>>

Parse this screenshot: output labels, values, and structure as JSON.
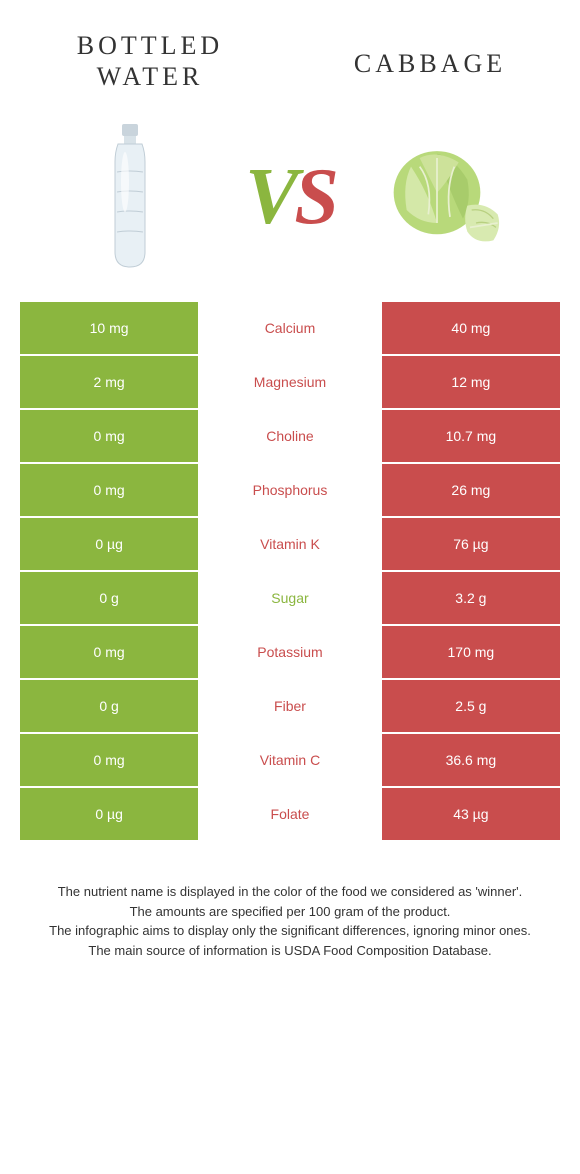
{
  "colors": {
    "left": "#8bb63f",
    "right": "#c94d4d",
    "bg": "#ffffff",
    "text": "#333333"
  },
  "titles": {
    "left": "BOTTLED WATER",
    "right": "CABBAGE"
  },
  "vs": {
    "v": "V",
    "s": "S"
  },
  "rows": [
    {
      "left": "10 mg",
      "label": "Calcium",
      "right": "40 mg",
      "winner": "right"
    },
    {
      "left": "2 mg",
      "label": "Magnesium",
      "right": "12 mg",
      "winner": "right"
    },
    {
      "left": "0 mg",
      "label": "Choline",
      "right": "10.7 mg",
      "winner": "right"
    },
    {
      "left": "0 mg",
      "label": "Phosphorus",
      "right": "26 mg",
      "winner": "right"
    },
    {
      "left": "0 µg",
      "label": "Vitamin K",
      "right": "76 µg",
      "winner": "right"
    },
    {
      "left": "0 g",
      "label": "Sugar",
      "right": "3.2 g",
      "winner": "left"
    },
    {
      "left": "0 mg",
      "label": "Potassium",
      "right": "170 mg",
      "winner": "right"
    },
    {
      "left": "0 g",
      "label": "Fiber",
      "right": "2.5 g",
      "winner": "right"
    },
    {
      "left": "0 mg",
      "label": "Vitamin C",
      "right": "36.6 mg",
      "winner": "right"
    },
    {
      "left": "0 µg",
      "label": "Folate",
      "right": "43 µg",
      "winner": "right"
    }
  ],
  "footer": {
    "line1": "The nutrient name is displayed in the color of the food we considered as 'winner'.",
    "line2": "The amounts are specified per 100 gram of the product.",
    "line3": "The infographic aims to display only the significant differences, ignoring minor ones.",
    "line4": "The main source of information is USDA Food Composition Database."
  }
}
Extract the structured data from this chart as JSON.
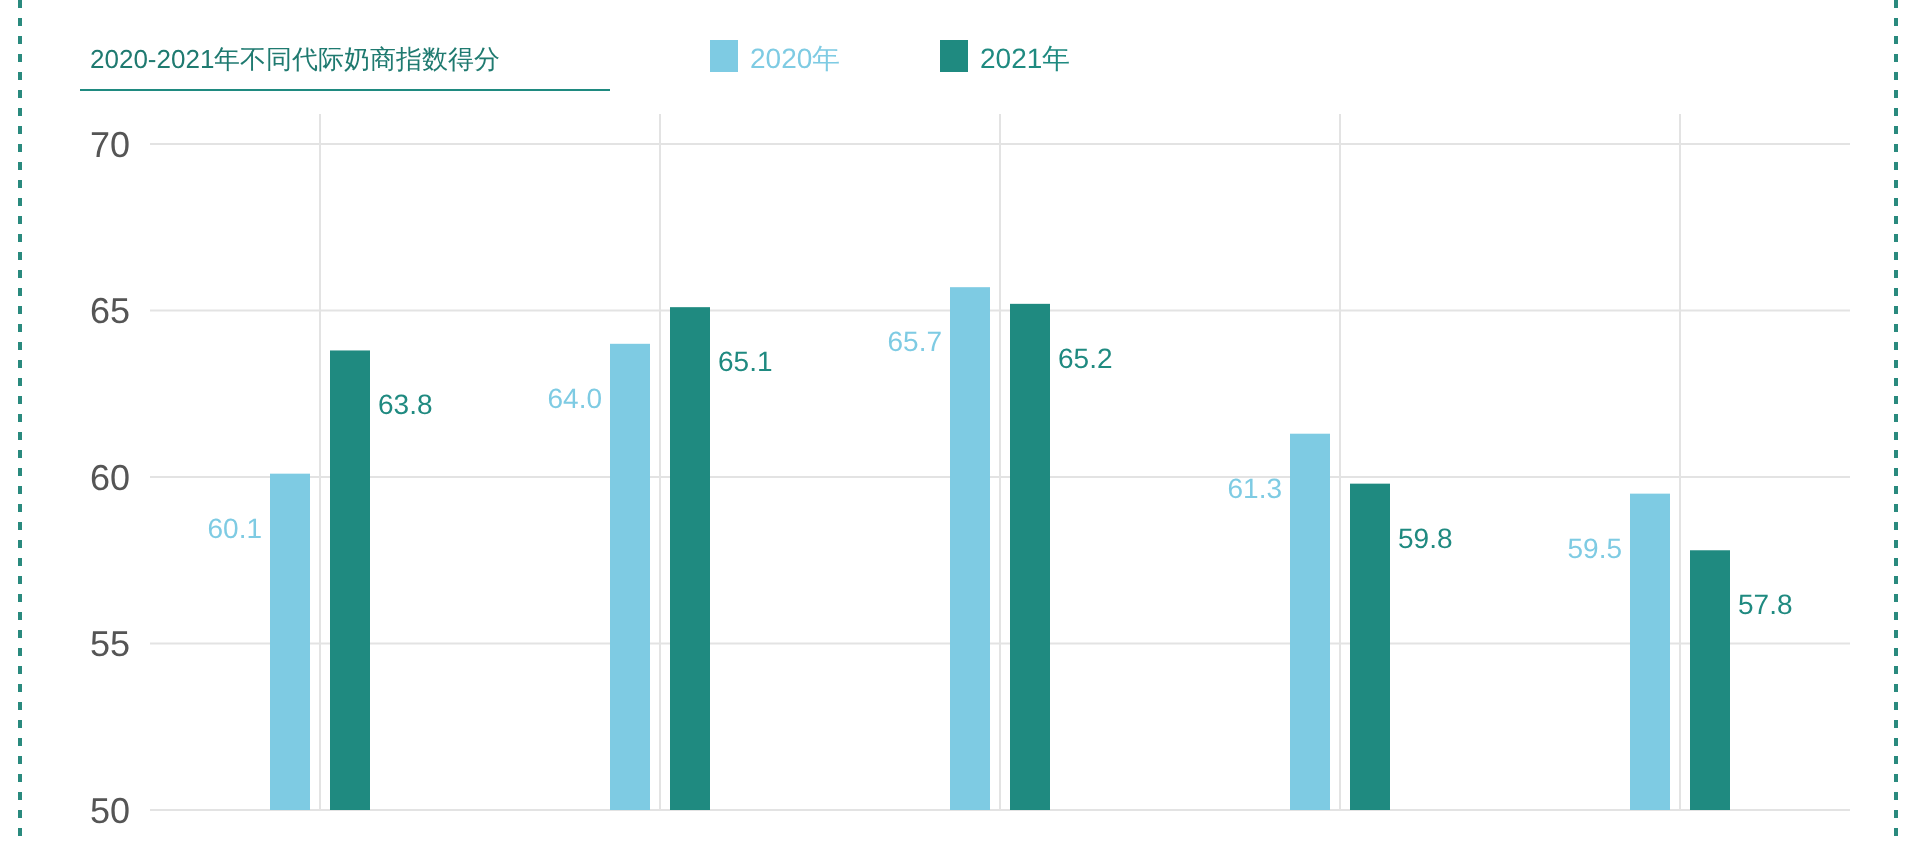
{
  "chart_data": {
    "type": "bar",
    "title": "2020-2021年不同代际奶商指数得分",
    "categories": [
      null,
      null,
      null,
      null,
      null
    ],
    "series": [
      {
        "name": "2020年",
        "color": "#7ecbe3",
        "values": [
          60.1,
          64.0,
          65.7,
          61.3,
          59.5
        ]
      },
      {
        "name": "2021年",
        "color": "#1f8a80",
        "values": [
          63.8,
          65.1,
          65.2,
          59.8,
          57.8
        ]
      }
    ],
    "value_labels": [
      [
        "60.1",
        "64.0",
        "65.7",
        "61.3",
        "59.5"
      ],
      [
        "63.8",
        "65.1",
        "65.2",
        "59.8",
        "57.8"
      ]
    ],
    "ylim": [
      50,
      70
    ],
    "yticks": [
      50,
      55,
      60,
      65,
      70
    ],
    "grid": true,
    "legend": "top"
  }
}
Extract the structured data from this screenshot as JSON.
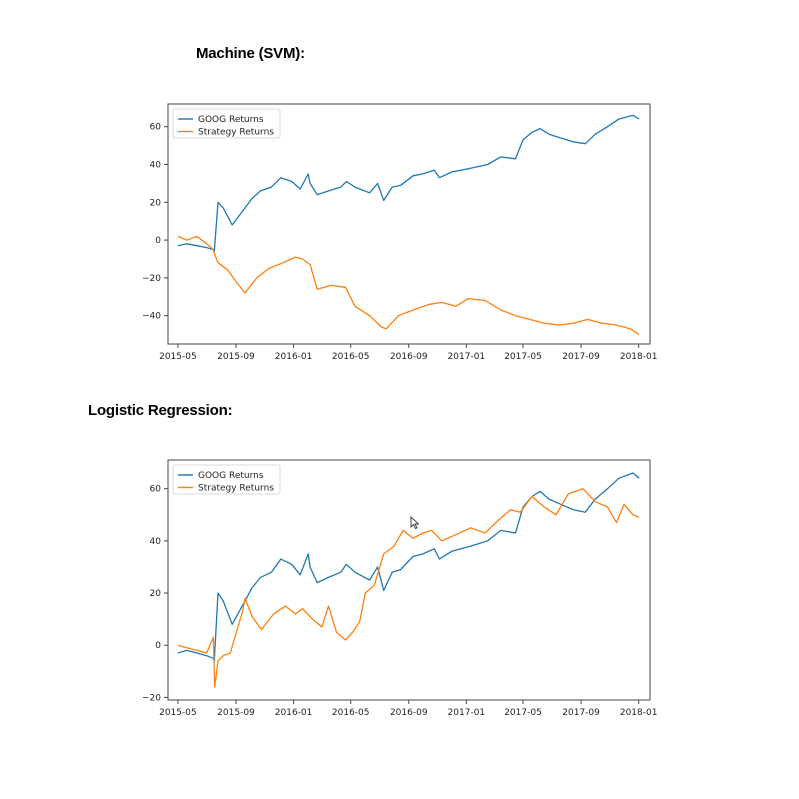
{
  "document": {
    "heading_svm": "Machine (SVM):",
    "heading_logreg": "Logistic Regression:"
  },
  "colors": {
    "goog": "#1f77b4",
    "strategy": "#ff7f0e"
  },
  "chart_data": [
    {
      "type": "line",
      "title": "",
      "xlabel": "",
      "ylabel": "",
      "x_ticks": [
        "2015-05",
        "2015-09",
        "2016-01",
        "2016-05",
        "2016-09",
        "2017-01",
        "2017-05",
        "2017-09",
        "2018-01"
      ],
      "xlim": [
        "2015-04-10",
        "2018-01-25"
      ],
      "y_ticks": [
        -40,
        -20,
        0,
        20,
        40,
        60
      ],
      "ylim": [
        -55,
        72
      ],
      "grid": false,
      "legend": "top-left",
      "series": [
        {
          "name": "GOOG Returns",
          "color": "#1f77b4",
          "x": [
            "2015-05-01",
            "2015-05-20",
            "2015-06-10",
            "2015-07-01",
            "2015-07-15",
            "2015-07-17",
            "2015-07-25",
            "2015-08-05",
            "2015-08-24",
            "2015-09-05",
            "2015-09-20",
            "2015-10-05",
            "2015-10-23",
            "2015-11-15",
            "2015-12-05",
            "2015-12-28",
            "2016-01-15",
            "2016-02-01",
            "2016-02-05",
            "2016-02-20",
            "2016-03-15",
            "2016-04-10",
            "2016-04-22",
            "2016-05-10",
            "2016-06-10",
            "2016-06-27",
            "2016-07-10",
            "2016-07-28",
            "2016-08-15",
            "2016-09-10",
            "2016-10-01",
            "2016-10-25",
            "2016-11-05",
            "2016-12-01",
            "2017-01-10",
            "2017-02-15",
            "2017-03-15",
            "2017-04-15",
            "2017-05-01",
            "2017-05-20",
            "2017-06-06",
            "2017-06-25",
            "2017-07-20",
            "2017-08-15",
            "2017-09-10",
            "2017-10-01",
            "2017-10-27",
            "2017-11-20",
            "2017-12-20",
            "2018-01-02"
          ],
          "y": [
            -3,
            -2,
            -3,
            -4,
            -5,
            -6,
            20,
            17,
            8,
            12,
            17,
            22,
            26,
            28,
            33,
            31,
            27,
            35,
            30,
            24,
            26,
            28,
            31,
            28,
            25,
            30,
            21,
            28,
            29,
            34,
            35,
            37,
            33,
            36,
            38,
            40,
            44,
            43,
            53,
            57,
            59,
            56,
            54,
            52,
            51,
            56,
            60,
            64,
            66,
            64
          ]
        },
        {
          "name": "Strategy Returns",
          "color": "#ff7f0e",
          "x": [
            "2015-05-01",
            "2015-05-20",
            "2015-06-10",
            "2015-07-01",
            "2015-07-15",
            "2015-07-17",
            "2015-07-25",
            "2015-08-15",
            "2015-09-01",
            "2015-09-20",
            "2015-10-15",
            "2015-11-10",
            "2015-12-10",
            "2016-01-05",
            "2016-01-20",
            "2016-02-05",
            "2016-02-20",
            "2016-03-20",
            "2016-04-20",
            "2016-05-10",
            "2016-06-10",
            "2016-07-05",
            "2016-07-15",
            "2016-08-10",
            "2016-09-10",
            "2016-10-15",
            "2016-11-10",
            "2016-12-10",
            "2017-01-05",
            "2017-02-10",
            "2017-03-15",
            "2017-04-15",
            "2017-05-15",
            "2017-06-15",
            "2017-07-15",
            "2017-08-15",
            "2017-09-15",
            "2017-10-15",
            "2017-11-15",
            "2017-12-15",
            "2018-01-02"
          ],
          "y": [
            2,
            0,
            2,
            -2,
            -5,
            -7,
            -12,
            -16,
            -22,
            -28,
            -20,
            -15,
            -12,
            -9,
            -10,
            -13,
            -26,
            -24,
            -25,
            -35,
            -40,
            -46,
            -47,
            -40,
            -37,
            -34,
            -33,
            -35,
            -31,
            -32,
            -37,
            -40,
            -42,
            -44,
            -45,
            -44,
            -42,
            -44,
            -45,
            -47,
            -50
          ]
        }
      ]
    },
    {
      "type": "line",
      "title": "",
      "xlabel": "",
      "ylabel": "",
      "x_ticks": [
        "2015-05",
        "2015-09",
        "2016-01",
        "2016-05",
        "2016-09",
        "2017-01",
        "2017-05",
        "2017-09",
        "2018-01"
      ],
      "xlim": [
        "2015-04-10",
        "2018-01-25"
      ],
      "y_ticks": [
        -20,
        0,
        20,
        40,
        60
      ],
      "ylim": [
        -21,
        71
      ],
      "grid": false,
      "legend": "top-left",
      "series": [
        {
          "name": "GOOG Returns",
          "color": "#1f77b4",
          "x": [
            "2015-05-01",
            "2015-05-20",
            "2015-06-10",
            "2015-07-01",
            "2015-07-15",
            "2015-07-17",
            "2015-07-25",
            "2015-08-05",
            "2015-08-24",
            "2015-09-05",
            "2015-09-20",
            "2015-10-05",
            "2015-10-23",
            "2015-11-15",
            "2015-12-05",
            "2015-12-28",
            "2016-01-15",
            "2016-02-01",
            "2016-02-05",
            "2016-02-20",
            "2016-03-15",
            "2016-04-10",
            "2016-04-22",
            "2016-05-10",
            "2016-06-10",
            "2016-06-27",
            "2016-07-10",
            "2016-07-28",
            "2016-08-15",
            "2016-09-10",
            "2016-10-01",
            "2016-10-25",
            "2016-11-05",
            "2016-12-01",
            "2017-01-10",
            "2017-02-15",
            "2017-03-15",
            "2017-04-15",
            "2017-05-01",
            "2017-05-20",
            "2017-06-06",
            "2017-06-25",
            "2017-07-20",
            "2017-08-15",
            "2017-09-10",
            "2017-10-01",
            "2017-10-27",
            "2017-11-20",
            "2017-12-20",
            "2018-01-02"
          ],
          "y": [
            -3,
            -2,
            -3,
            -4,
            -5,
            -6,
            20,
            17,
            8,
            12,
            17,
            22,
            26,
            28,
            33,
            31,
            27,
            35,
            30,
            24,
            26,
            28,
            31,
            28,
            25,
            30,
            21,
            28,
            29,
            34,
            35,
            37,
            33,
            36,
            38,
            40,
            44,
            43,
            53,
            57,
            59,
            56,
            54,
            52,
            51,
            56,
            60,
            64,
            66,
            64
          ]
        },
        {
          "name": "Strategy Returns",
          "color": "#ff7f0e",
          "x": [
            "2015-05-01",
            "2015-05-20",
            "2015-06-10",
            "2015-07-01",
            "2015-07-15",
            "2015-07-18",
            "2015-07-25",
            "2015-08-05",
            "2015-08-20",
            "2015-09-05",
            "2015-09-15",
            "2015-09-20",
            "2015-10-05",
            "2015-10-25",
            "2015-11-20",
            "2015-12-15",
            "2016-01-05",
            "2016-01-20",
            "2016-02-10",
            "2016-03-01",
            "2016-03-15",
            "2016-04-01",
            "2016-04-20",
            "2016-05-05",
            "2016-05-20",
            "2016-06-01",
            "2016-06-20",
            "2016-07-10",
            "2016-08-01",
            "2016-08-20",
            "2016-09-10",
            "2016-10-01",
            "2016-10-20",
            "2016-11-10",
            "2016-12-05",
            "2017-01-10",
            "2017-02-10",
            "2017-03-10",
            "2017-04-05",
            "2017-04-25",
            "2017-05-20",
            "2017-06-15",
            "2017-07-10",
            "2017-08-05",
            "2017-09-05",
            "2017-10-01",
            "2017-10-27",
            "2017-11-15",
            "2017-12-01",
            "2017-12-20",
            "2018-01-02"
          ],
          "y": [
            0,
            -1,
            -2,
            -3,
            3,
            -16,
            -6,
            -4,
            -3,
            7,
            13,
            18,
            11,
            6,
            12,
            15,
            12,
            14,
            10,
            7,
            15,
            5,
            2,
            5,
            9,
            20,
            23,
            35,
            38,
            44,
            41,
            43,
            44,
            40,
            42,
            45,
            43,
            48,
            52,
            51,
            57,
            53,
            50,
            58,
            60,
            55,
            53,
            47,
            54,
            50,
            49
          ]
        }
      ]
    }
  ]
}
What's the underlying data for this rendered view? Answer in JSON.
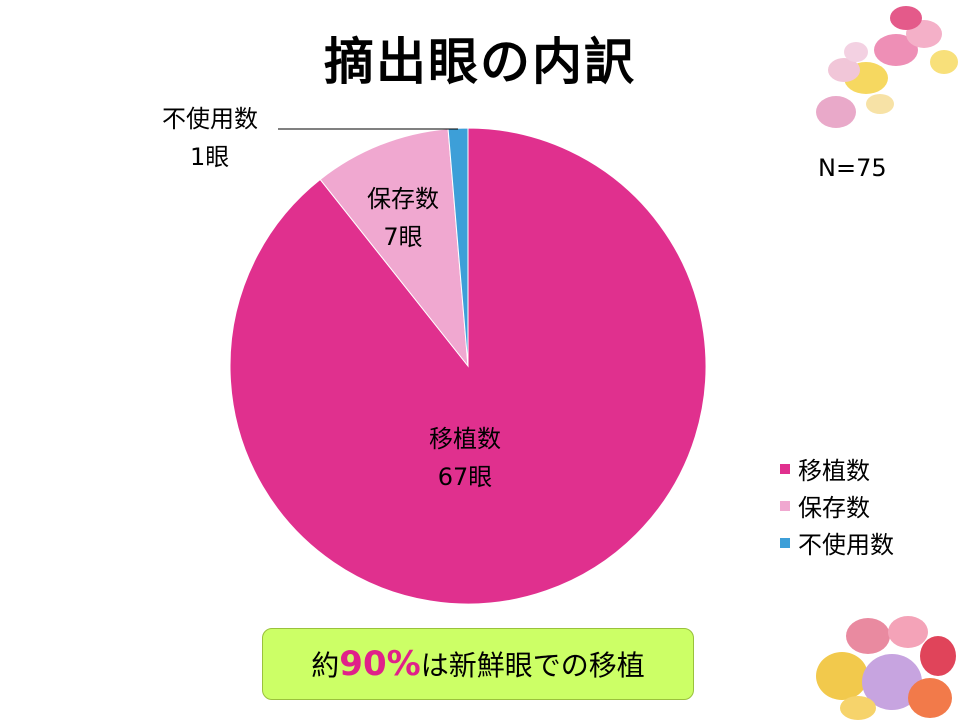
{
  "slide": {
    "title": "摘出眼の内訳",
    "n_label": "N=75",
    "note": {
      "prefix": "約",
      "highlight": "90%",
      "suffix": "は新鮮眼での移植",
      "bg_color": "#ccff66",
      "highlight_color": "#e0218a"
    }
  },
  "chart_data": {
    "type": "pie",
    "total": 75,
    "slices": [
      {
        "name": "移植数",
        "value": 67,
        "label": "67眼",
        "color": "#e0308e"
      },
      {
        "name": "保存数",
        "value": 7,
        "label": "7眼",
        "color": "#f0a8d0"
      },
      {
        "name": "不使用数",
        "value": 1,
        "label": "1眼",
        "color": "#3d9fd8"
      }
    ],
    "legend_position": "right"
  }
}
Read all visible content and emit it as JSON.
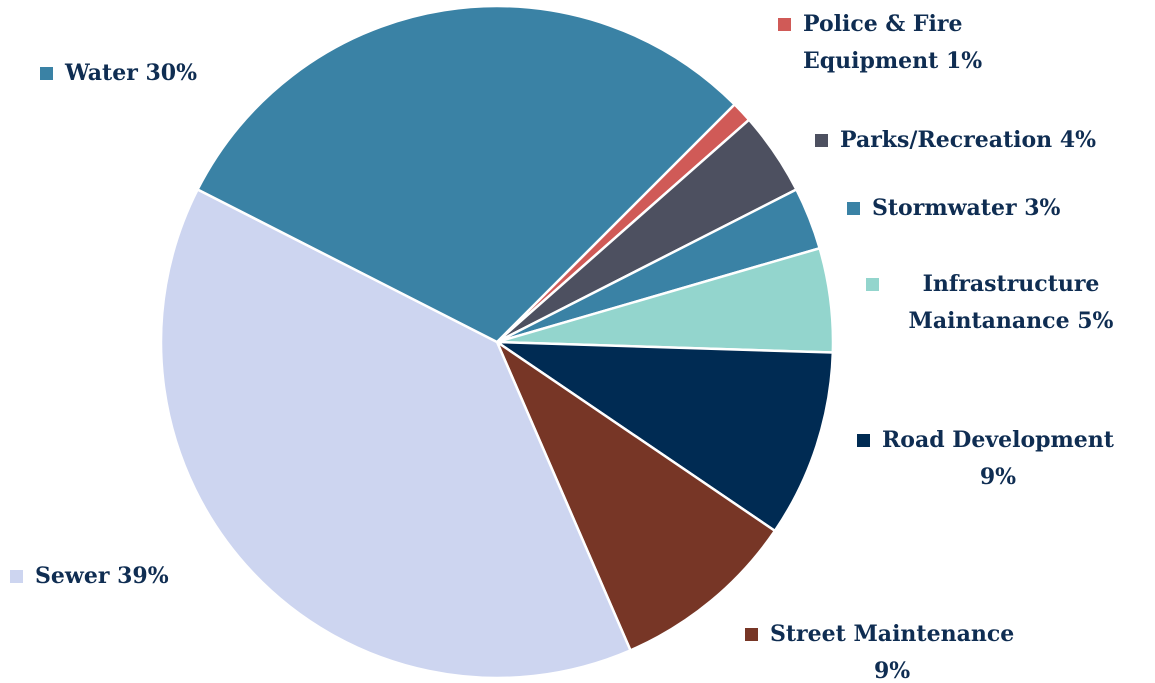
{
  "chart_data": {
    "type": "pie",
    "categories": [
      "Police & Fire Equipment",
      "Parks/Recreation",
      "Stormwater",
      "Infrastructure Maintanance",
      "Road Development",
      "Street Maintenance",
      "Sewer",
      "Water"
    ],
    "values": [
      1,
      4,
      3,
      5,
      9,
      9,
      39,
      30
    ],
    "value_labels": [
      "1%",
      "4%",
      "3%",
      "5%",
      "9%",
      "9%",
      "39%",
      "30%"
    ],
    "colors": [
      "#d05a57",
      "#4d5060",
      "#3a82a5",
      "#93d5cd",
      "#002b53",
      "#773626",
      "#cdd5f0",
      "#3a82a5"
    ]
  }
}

<<

**TASK OBJECTIVE:** Every line that holds the word "this" counts once; state the total number of such lines and nothing else.

**RESULT:** 4